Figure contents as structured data
################
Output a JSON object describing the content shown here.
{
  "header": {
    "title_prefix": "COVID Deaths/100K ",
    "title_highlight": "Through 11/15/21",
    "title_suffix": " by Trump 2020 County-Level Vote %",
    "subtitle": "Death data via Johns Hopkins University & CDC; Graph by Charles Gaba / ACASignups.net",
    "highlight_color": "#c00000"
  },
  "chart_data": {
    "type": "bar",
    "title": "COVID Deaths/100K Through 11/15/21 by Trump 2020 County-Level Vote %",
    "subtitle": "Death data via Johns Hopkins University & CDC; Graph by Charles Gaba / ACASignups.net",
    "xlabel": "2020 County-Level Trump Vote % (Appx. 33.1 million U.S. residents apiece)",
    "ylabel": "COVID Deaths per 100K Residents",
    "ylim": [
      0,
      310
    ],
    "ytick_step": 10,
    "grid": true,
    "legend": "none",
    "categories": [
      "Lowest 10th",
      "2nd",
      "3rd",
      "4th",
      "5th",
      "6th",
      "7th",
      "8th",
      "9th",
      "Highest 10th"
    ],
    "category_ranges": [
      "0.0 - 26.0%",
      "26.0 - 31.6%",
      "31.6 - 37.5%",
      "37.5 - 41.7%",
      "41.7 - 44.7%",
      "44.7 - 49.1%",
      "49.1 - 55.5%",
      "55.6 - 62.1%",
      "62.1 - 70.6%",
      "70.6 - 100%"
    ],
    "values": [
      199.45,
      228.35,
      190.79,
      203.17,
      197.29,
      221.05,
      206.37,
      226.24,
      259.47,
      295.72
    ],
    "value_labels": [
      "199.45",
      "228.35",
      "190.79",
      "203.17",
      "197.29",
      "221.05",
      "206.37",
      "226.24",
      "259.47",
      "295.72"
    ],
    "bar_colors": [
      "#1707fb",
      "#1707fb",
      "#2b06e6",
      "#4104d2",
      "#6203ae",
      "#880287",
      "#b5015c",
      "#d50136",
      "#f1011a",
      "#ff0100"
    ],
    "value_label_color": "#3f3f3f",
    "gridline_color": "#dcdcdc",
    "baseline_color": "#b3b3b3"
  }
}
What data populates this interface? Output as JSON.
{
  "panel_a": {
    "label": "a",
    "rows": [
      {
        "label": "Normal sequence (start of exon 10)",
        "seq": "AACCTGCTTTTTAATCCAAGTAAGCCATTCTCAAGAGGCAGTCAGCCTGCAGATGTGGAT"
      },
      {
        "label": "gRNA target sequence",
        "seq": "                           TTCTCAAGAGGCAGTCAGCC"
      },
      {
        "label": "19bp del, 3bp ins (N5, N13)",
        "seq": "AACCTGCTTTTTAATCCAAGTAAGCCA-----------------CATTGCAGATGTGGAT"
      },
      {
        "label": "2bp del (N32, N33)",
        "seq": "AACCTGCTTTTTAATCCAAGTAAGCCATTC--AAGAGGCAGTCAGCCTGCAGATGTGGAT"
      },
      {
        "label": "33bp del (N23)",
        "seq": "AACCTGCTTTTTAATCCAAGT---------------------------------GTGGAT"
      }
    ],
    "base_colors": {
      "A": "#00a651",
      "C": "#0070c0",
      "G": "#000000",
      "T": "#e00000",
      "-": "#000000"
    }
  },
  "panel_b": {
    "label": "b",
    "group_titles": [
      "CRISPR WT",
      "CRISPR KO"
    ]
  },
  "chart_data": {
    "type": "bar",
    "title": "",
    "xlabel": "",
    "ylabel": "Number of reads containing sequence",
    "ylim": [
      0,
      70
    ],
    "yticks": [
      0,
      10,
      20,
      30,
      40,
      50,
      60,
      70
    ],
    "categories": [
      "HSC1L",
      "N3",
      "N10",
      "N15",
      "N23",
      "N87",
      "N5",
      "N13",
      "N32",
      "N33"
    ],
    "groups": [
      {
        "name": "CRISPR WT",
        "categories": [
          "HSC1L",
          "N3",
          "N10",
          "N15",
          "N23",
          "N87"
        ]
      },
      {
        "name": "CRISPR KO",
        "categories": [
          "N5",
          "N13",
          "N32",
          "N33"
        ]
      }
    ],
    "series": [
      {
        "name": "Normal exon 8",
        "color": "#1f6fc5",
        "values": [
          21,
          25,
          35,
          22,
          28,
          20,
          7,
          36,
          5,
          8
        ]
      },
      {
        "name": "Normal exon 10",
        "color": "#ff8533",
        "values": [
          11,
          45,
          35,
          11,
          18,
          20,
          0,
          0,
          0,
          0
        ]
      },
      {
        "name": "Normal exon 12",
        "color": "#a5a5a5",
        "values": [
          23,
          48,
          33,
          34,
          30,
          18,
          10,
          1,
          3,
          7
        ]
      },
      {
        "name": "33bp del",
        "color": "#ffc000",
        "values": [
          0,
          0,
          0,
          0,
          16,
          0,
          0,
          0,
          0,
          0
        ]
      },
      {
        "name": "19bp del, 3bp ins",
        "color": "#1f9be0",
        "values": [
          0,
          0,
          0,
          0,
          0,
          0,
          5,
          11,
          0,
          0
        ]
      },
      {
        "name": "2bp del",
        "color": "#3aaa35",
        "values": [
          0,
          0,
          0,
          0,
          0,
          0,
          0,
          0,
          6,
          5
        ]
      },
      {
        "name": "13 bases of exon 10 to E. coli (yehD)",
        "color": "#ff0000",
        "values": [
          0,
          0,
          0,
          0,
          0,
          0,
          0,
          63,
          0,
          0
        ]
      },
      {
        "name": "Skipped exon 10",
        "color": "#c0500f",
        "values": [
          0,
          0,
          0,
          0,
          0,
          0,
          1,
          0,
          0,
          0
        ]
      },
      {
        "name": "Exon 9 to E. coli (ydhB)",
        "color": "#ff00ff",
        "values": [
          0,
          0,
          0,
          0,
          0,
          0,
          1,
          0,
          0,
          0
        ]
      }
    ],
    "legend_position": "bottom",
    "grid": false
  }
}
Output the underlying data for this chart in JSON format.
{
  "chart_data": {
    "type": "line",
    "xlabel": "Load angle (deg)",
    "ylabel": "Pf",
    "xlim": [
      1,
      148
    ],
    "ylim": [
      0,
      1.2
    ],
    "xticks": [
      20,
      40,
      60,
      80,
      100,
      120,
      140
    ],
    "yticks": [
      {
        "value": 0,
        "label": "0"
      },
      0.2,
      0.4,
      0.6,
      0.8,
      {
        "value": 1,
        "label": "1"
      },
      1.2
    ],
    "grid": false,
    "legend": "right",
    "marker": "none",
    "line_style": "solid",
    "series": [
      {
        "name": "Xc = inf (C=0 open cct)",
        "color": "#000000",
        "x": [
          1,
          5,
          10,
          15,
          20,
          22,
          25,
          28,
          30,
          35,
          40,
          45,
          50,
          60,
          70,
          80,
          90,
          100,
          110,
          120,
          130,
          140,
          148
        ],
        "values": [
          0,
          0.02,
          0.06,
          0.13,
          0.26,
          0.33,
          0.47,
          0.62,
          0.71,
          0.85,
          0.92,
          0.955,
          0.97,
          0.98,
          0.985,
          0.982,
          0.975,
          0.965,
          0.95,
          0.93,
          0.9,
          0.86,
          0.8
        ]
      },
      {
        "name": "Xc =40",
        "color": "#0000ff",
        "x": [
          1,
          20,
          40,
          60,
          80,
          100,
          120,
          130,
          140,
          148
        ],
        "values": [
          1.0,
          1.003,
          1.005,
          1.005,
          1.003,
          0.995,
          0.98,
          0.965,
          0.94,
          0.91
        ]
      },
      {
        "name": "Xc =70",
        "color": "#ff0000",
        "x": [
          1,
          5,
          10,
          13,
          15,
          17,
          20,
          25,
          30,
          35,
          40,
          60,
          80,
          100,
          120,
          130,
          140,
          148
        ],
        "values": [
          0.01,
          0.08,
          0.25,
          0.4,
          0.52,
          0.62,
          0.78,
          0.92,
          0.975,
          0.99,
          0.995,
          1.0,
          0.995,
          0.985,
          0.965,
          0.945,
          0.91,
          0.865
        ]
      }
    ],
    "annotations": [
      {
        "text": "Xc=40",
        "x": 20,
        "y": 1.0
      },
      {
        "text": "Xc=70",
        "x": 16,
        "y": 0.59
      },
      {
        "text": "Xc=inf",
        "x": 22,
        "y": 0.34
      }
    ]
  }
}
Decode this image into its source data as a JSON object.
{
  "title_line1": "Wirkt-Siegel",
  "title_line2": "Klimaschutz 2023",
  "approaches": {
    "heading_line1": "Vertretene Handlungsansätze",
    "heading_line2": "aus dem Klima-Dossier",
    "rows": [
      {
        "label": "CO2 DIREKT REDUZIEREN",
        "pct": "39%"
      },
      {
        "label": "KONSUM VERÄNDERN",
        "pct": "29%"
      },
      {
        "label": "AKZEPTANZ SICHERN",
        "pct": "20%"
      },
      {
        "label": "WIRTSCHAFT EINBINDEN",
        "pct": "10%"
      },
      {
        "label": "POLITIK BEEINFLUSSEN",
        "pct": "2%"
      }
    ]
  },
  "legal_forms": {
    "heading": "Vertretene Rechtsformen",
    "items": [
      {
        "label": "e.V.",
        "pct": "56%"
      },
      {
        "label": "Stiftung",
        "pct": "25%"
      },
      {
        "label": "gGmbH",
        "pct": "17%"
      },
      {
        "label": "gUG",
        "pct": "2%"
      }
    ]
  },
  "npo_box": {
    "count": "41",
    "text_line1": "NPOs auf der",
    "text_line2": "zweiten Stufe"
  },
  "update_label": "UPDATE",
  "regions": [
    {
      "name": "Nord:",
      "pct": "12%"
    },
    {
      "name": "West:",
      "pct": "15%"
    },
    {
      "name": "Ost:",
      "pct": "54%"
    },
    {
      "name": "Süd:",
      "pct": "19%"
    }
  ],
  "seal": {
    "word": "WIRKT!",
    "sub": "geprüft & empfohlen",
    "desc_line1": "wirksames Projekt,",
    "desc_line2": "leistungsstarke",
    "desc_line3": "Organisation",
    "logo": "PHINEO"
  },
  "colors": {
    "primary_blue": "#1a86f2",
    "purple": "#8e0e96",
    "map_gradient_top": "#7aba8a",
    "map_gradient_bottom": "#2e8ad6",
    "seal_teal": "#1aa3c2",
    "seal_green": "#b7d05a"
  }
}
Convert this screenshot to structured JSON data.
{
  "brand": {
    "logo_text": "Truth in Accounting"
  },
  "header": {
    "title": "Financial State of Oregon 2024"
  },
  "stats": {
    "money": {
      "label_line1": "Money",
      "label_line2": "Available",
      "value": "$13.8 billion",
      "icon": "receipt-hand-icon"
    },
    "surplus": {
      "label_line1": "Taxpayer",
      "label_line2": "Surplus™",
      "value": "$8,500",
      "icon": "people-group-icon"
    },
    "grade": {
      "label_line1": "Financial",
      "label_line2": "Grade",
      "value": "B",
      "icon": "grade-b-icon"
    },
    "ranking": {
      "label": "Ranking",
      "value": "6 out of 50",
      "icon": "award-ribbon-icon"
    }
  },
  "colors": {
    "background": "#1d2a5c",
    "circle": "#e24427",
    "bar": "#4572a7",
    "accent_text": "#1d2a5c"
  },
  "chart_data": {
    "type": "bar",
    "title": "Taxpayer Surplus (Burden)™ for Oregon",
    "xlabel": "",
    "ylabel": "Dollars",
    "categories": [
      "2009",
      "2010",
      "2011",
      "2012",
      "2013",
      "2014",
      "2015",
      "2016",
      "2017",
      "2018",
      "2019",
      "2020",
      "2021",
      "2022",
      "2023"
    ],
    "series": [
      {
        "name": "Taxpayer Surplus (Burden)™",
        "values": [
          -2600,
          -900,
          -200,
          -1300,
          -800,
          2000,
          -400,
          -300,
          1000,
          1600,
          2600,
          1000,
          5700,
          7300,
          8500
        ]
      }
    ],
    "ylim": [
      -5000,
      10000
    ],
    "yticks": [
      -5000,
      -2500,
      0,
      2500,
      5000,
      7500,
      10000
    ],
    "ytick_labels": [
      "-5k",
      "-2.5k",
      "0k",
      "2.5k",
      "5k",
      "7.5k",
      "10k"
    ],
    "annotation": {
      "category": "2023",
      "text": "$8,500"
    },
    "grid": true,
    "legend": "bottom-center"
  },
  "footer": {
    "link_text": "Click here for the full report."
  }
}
################
Search the preceding listing for the word "Output" and pull out every line that holds it.

Output a JSON object describing the content shown here.
What data populates this interface? Output as JSON.
Output the underlying data for this chart in JSON format.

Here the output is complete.